**The request**
Identify the lines that contain the word "JSON" and copy each one.

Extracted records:
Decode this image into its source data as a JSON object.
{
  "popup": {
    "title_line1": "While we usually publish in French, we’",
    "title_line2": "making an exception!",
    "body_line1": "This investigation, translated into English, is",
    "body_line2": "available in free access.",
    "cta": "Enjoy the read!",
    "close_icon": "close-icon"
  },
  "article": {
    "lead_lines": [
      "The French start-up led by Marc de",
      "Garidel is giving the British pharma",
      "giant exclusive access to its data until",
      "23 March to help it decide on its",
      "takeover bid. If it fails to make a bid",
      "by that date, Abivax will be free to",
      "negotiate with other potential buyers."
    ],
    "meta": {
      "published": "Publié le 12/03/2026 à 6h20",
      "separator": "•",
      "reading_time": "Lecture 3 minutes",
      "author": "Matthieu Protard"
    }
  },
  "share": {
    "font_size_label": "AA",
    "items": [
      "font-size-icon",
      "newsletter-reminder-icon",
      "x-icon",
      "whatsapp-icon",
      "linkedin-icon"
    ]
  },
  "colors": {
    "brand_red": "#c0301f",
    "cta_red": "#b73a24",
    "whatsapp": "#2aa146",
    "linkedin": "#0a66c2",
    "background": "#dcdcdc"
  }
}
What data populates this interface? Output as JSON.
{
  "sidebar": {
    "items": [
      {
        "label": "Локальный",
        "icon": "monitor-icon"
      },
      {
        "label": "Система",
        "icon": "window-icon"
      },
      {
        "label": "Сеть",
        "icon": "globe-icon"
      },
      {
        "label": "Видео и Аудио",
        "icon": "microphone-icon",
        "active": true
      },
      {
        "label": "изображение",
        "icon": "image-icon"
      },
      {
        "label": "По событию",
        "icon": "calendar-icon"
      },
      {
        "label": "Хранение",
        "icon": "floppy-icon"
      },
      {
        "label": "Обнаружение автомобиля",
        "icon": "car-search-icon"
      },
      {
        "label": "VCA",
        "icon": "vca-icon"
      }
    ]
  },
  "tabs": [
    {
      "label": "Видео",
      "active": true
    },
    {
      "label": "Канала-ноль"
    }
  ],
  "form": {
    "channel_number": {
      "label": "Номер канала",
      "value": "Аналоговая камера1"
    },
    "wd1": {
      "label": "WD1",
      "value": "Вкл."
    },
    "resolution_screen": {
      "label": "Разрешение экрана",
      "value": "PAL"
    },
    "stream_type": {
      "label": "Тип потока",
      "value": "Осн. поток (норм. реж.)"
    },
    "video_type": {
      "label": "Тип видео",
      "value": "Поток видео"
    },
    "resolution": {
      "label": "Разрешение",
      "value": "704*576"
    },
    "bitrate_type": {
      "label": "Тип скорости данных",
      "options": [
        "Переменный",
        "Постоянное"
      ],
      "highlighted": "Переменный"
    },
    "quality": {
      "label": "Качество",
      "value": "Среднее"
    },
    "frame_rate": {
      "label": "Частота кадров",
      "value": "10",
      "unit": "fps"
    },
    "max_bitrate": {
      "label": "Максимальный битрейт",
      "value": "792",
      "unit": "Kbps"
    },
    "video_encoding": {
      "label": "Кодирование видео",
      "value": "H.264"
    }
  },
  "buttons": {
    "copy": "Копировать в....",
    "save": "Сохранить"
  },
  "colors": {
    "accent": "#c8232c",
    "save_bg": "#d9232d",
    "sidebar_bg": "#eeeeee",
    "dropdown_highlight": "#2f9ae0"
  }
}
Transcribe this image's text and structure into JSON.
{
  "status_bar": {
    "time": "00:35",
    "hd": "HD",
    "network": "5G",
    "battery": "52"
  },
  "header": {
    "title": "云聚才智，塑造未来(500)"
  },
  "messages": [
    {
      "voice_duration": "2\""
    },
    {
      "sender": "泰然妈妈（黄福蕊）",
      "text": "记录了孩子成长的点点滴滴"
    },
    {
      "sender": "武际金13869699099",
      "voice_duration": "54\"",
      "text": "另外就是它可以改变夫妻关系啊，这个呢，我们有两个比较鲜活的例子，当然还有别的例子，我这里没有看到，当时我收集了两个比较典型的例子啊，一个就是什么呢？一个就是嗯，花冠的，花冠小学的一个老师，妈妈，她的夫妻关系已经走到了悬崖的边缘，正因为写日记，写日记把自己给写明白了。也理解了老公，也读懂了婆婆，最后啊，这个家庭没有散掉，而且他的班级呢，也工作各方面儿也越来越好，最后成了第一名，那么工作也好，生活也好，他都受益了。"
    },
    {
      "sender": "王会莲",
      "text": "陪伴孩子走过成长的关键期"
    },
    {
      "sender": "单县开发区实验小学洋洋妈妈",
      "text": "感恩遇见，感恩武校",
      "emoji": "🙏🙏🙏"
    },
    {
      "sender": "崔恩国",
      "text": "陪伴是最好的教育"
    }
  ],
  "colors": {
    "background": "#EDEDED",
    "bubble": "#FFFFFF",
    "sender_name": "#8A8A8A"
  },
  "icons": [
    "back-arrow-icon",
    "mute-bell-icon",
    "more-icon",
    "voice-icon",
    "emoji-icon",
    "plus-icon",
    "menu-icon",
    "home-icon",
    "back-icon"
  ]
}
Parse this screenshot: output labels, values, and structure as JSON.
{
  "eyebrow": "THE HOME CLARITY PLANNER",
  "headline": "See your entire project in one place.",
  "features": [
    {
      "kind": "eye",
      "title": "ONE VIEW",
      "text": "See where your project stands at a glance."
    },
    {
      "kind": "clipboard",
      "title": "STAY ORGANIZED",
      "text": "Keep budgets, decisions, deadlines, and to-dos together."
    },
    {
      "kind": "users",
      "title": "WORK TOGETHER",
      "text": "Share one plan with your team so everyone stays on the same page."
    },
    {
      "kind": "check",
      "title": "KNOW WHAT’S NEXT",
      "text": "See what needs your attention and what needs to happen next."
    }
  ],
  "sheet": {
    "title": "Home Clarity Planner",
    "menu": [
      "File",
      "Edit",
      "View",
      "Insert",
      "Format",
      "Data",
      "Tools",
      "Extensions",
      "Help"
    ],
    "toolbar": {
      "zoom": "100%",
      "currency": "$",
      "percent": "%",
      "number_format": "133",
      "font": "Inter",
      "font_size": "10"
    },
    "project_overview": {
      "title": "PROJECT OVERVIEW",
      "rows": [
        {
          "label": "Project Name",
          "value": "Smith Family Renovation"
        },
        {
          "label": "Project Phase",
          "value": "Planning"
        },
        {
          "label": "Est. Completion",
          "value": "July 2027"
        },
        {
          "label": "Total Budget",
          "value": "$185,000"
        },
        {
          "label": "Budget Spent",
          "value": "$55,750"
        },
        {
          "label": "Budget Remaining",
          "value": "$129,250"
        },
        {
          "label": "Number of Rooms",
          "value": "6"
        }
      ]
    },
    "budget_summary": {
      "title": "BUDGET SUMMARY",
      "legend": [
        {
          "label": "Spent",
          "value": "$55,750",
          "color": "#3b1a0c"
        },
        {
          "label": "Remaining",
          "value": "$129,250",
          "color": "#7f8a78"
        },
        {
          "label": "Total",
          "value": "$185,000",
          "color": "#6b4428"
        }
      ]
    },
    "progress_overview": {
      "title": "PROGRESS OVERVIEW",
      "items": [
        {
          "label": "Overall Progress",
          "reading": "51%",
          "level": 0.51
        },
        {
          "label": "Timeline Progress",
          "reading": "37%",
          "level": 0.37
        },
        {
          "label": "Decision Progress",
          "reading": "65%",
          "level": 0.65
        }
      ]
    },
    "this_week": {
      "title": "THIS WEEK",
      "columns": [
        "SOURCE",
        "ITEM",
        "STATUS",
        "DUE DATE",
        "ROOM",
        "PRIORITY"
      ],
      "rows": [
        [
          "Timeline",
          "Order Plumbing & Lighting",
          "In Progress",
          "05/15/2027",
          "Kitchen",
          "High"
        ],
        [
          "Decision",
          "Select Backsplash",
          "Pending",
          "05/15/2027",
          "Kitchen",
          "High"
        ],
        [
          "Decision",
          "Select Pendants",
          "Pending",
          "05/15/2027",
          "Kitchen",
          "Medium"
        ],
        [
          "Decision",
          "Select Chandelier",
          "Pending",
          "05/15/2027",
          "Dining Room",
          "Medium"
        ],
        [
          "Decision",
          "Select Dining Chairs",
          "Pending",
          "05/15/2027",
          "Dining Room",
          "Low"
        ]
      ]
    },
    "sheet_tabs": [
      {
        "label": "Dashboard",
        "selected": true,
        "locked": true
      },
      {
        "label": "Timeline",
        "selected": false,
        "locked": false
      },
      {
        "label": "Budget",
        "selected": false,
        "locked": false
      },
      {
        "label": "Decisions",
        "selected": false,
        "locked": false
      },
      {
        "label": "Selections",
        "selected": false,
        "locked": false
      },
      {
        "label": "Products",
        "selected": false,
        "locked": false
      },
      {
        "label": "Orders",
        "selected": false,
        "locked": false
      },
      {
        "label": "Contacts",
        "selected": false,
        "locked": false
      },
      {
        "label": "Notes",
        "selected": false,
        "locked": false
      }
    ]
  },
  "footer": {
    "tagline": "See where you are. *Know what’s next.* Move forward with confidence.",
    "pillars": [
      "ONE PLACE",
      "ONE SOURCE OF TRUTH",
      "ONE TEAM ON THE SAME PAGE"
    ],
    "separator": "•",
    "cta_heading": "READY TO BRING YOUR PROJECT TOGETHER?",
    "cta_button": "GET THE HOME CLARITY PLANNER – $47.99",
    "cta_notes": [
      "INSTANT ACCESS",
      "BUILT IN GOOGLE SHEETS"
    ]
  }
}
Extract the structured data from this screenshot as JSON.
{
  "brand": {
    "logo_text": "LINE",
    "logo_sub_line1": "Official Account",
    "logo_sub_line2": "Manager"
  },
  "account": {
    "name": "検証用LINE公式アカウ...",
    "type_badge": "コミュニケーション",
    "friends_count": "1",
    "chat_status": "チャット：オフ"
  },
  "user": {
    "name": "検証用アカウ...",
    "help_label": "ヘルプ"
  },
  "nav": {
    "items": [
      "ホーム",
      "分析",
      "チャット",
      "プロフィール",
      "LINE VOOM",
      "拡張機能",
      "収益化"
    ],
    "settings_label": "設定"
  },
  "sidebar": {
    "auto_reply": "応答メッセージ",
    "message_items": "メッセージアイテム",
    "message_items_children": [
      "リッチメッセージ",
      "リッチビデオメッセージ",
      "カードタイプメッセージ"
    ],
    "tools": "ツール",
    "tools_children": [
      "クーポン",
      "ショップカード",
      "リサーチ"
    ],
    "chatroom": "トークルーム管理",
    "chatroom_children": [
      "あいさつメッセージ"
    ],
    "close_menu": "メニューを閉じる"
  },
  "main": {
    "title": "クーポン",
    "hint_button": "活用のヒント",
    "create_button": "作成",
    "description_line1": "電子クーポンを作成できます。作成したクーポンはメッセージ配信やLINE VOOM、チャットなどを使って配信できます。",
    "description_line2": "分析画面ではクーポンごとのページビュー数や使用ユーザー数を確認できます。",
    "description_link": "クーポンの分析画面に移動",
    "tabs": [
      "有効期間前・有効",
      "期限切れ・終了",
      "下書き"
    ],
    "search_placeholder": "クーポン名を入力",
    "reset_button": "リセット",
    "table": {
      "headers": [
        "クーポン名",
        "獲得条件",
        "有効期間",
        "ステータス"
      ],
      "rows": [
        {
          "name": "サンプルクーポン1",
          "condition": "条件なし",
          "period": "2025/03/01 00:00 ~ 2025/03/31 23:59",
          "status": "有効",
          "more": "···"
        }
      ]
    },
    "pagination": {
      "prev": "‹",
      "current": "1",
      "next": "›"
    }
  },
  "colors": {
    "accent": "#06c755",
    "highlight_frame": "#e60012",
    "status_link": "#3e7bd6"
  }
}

**Solution**
Decode this image into its source data as a JSON object.
What data populates this interface? Output as JSON.
Transcribe this image's text and structure into JSON.
Parse this screenshot: output labels, values, and structure as JSON.
Extract the structured data from this screenshot as JSON.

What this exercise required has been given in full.